# Input rows
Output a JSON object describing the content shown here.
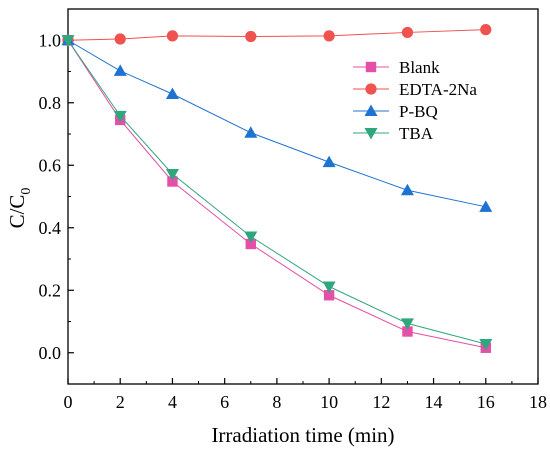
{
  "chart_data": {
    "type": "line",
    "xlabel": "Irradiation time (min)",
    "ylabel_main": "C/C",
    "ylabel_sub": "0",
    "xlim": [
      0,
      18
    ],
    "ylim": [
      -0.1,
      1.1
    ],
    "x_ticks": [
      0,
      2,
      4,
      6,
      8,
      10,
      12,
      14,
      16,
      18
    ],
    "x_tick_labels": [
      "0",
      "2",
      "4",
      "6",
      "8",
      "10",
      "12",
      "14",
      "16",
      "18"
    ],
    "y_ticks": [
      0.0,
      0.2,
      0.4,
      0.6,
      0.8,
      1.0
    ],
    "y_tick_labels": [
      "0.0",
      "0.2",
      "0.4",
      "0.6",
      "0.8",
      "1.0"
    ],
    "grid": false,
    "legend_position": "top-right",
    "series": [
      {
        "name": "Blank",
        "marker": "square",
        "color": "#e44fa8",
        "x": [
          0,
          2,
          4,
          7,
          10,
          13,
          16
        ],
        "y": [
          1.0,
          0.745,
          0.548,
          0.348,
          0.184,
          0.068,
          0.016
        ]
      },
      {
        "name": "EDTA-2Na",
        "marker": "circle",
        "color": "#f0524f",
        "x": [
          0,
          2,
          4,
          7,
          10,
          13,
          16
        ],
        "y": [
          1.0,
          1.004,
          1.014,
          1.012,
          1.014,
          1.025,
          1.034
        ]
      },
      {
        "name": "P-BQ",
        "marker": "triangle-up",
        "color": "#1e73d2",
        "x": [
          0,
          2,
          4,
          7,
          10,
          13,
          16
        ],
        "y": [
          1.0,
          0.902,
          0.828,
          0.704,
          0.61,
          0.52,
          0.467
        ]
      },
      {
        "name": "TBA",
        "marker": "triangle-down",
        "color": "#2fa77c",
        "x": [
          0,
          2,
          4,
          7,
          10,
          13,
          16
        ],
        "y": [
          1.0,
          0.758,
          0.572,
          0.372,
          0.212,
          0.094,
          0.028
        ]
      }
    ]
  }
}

# Task prompt
Tally the lines that hold the string "triangle" and state the total, nothing more.

# Solution to the problem
2